_Exercise brief:_
Tally each line where the word "忠诚于党铸军魂" occurs, then give only the total.

Data entries
Start

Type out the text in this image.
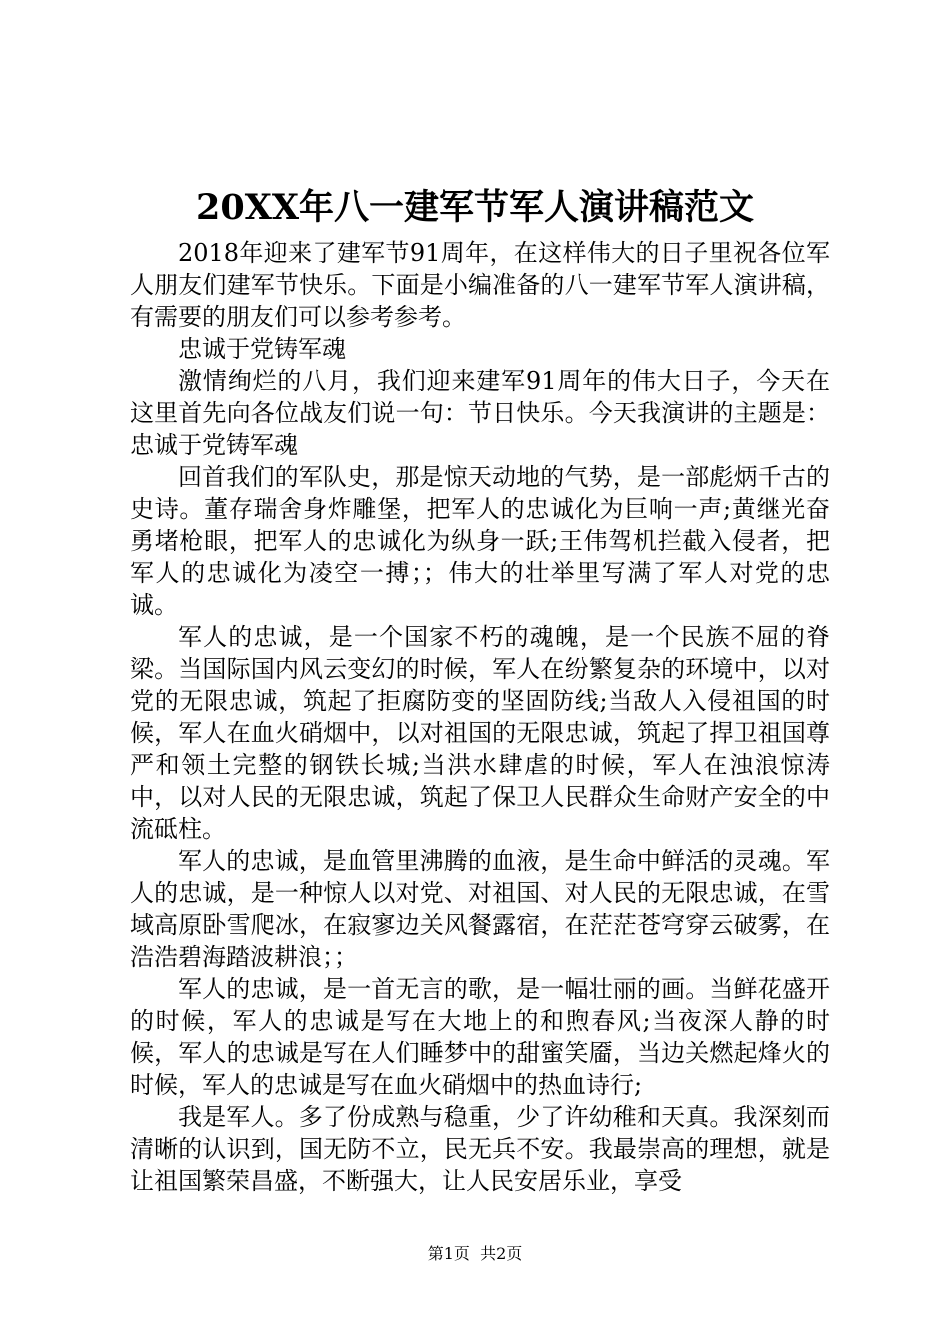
20XX年八一建军节军人演讲稿范文

2018年迎来了建军节91周年，在这样伟大的日子里祝各位军人朋友们建军节快乐。下面是小编准备的八一建军节军人演讲稿，有需要的朋友们可以参考参考。

忠诚于党铸军魂

激情绚烂的八月，我们迎来建军91周年的伟大日子，今天在这里首先向各位战友们说一句：节日快乐。今天我演讲的主题是：忠诚于党铸军魂

回首我们的军队史，那是惊天动地的气势，是一部彪炳千古的史诗。董存瑞舍身炸雕堡，把军人的忠诚化为巨响一声;黄继光奋勇堵枪眼，把军人的忠诚化为纵身一跃;王伟驾机拦截入侵者，把军人的忠诚化为凌空一搏；；伟大的壮举里写满了军人对党的忠诚。

军人的忠诚，是一个国家不朽的魂魄，是一个民族不屈的脊梁。当国际国内风云变幻的时候，军人在纷繁复杂的环境中，以对党的无限忠诚，筑起了拒腐防变的坚固防线;当敌人入侵祖国的时候，军人在血火硝烟中，以对祖国的无限忠诚，筑起了捍卫祖国尊严和领土完整的钢铁长城;当洪水肆虐的时候，军人在浊浪惊涛中，以对人民的无限忠诚，筑起了保卫人民群众生命财产安全的中流砥柱。

军人的忠诚，是血管里沸腾的血液，是生命中鲜活的灵魂。军人的忠诚，是一种惊人以对党、对祖国、对人民的无限忠诚，在雪域高原卧雪爬冰，在寂寥边关风餐露宿，在茫茫苍穹穿云破雾，在浩浩碧海踏波耕浪；；

军人的忠诚，是一首无言的歌，是一幅壮丽的画。当鲜花盛开的时候，军人的忠诚是写在大地上的和煦春风;当夜深人静的时候，军人的忠诚是写在人们睡梦中的甜蜜笑靥，当边关燃起烽火的时候，军人的忠诚是写在血火硝烟中的热血诗行;

我是军人。多了份成熟与稳重，少了许幼稚和天真。我深刻而清晰的认识到，国无防不立，民无兵不安。我最崇高的理想，就是让祖国繁荣昌盛，不断强大，让人民安居乐业，享受

第1页  共2页
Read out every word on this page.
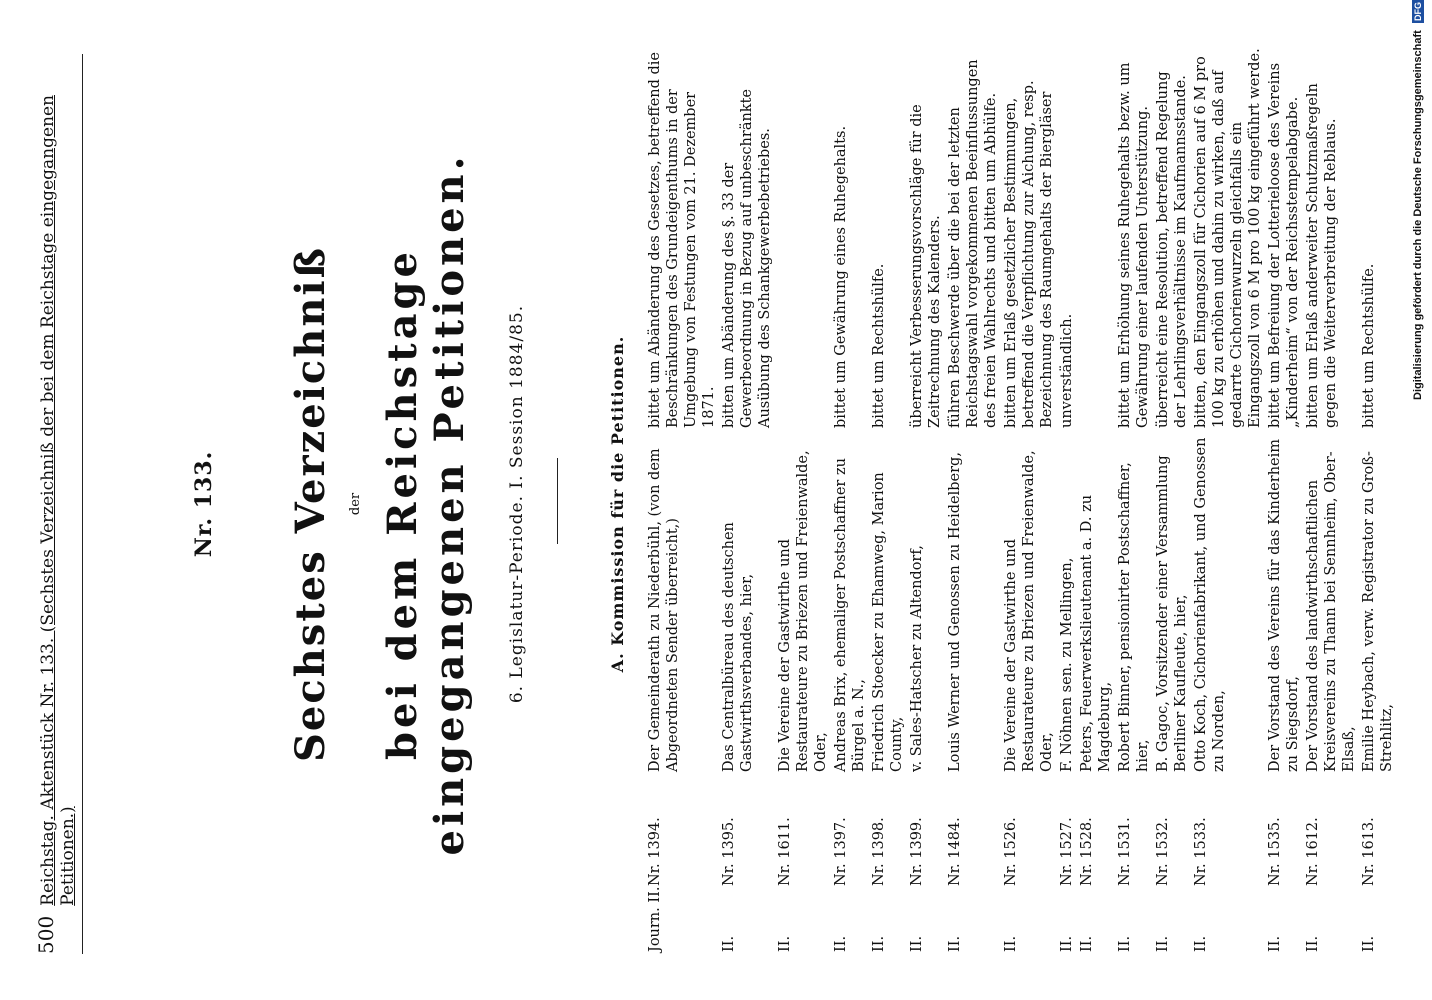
500
Reichstag. Aktenstück Nr. 133. (Sechstes Verzeichniß der bei dem Reichstage eingegangenen Petitionen.)
Nr. 133. Sechstes Verzeichniß der bei dem Reichstage eingegangenen Petitionen. 6. Legislatur-Periode. I. Session 1884/85.	A. Kommission für die Petitionen.
Journ. II.	Nr. 1394.	Der Gemeinderath zu Niederbühl, (von dem Abgeordneten Sender überreicht,)	bittet um Abänderung des Gesetzes, betreffend die Beschränkungen des Grundeigenthums in der Umgebung von Festungen vom 21. Dezember 1871.
II.	Nr. 1395.	Das Centralbüreau des deutschen Gastwirthsverbandes, hier,	bitten um Abänderung des §. 33 der Gewerbeordnung in Bezug auf unbeschränkte Ausübung des Schankgewerbebetriebes.
II.	Nr. 1611.	Die Vereine der Gastwirthe und Restaurateure zu Briezen und Freienwalde, Oder,	
II.	Nr. 1397.	Andreas Brix, ehemaliger Postschaffner zu Bürgel a. N.,	bittet um Gewährung eines Ruhegehalts.
II.	Nr. 1398.	Friedrich Stoecker zu Ehamweg, Marion County,	bittet um Rechtshülfe.
II.	Nr. 1399.	v. Sales-Hatscher zu Altendorf,	überreicht Verbesserungsvorschläge für die Zeitrechnung des Kalenders.
II.	Nr. 1484.	Louis Werner und Genossen zu Heidelberg,	führen Beschwerde über die bei der letzten Reichstagswahl vorgekommenen Beeinflussungen des freien Wahlrechts und bitten um Abhülfe.
II.	Nr. 1526.	Die Vereine der Gastwirthe und Restaurateure zu Briezen und Freienwalde, Oder,	bitten um Erlaß gesetzlicher Bestimmungen, betreffend die Verpflichtung zur Aichung, resp. Bezeichnung des Raumgehalts der Biergläser
II.	Nr. 1527.	F. Nöhnen sen. zu Mellingen,	unverständlich.
II.	Nr. 1528.	Peters, Feuerwerkslieutenant a. D. zu Magdeburg,	
II.	Nr. 1531.	Robert Binner, pensionirter Postschaffner, hier,	bittet um Erhöhung seines Ruhegehalts bezw. um Gewährung einer laufenden Unterstützung.
II.	Nr. 1532.	B. Gagoc, Vorsitzender einer Versammlung Berliner Kaufleute, hier,	überreicht eine Resolution, betreffend Regelung der Lehrlingsverhältnisse im Kaufmannsstande.
II.	Nr. 1533.	Otto Koch, Cichorienfabrikant, und Genossen zu Norden,	bitten, den Eingangszoll für Cichorien auf 6 M pro 100 kg zu erhöhen und dahin zu wirken, daß auf gedarrte Cichorienwurzeln gleichfalls ein Eingangszoll von 6 M pro 100 kg eingeführt werde.
II.	Nr. 1535.	Der Vorstand des Vereins für das Kinderheim zu Siegsdorf,	bittet um Befreiung der Lotterieloose des Vereins „Kinderheim“ von der Reichsstempelabgabe.
II.	Nr. 1612.	Der Vorstand des landwirthschaftlichen Kreisvereins zu Thann bei Sennheim, Ober-Elsaß,	bitten um Erlaß anderweiter Schutzmaßregeln gegen die Weiterverbreitung der Reblaus.
II.	Nr. 1613.	Emilie Heybach, verw. Registrator zu Groß-Strehlitz,	bittet um Rechtshülfe.	Digitalisierung gefördert durch die Deutsche Forschungsgemeinschaft DFG
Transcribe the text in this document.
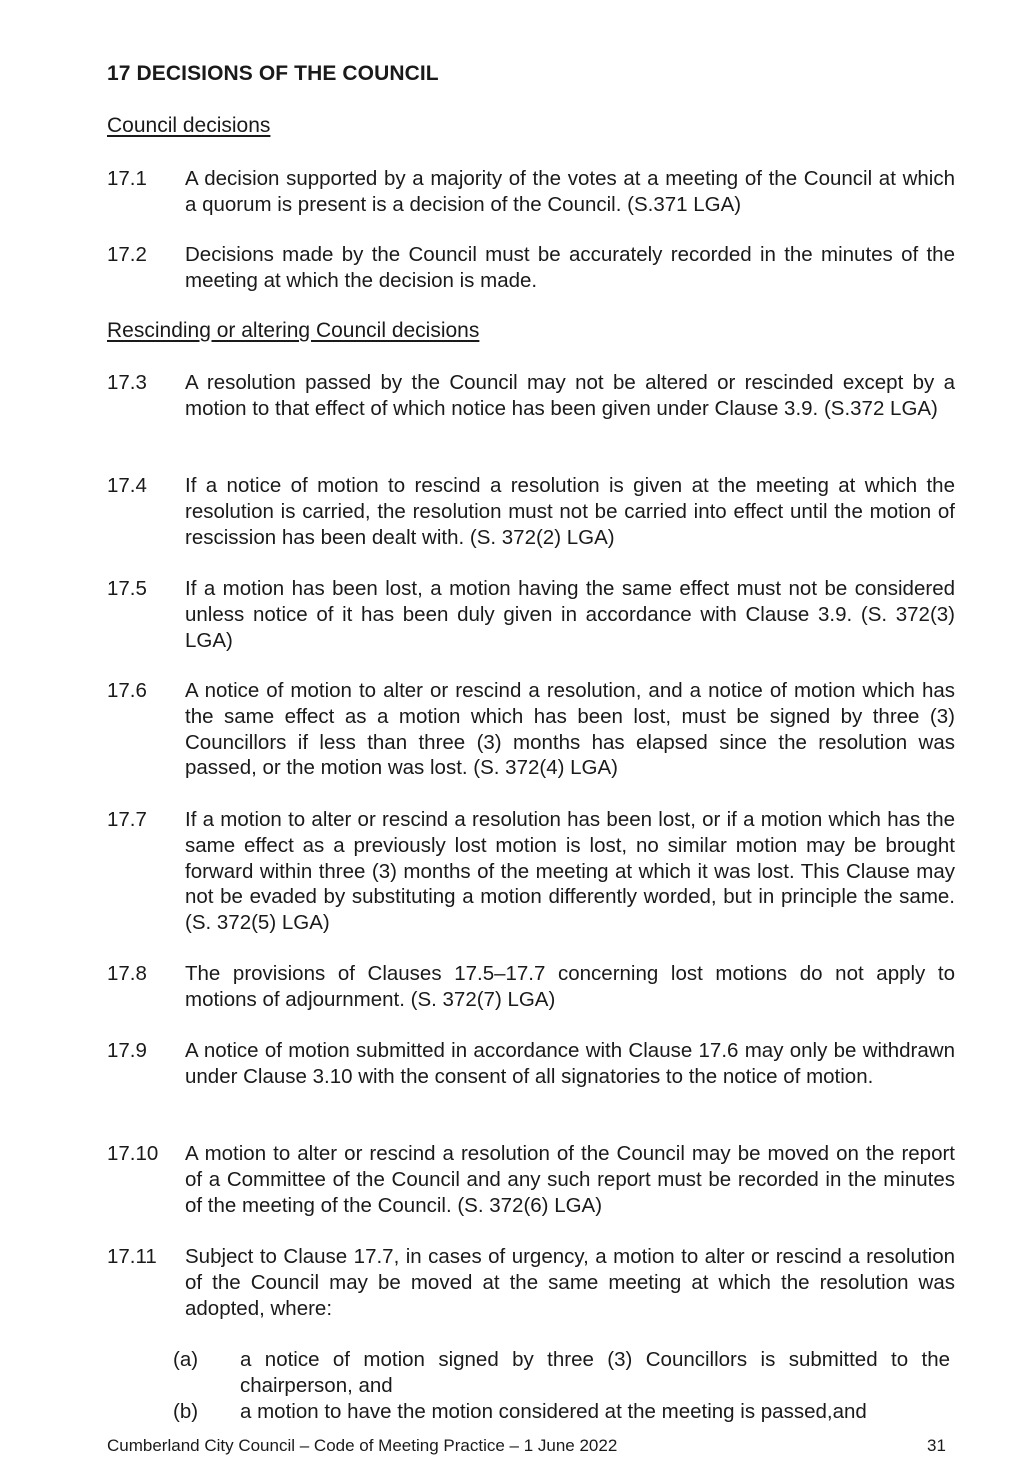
17 DECISIONS OF THE COUNCIL
Council decisions
17.1	A decision supported by a majority of the votes at a meeting of the Council at which a quorum is present is a decision of the Council. (S.371 LGA)
17.2	Decisions made by the Council must be accurately recorded in the minutes of the meeting at which the decision is made.
Rescinding or altering Council decisions
17.3	A resolution passed by the Council may not be altered or rescinded except by a motion to that effect of which notice has been given under Clause 3.9. (S.372 LGA)
17.4	If a notice of motion to rescind a resolution is given at the meeting at which the resolution is carried, the resolution must not be carried into effect until the motion of rescission has been dealt with. (S. 372(2) LGA)
17.5	If a motion has been lost, a motion having the same effect must not be considered unless notice of it has been duly given in accordance with Clause 3.9. (S. 372(3) LGA)
17.6	A notice of motion to alter or rescind a resolution, and a notice of motion which has the same effect as a motion which has been lost, must be signed by three (3) Councillors if less than three (3) months has elapsed since the resolution was passed, or the motion was lost. (S. 372(4) LGA)
17.7	If a motion to alter or rescind a resolution has been lost, or if a motion which has the same effect as a previously lost motion is lost, no similar motion may be brought forward within three (3) months of the meeting at which it was lost. This Clause may not be evaded by substituting a motion differently worded, but in principle the same. (S. 372(5) LGA)
17.8	The provisions of Clauses 17.5–17.7 concerning lost motions do not apply to motions of adjournment. (S. 372(7) LGA)
17.9	A notice of motion submitted in accordance with Clause 17.6 may only be withdrawn under Clause 3.10 with the consent of all signatories to the notice of motion.
17.10	A motion to alter or rescind a resolution of the Council may be moved on the report of a Committee of the Council and any such report must be recorded in the minutes of the meeting of the Council. (S. 372(6) LGA)
17.11	Subject to Clause 17.7, in cases of urgency, a motion to alter or rescind a resolution of the Council may be moved at the same meeting at which the resolution was adopted, where:
(a)	a notice of motion signed by three (3) Councillors is submitted to the chairperson, and
(b)	a motion to have the motion considered at the meeting is passed,and
Cumberland City Council – Code of Meeting Practice – 1 June 2022	31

End

_Solution to the problem:_
2